### Goal
Return the records that follow, matching each one exactly.

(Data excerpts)

»»

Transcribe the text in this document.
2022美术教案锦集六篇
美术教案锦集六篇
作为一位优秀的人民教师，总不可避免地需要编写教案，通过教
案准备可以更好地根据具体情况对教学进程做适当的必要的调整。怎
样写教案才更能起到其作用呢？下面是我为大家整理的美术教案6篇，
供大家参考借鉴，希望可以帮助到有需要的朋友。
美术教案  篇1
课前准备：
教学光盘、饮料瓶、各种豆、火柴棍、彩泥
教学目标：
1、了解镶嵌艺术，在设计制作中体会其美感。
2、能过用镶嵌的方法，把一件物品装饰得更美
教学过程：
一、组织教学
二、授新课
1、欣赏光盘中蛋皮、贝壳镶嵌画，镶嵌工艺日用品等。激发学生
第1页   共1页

««

### Answer to this problem
Transcribe the text in this document.
2022美术教案锦集六篇
美术教案锦集六篇
作为一位优秀的人民教师，总不可避免地需要编写教案，通过教
案准备可以更好地根据具体情况对教学进程做适当的必要的调整。怎
样写教案才更能起到其作用呢？下面是我为大家整理的美术教案6篇，
供大家参考借鉴，希望可以帮助到有需要的朋友。
美术教案  篇1
课前准备：
教学光盘、饮料瓶、各种豆、火柴棍、彩泥
教学目标：
1、了解镶嵌艺术，在设计制作中体会其美感。
2、能过用镶嵌的方法，把一件物品装饰得更美
教学过程：
一、组织教学
二、授新课
1、欣赏光盘中蛋皮、贝壳镶嵌画，镶嵌工艺日用品等。激发学生
第1页   共1页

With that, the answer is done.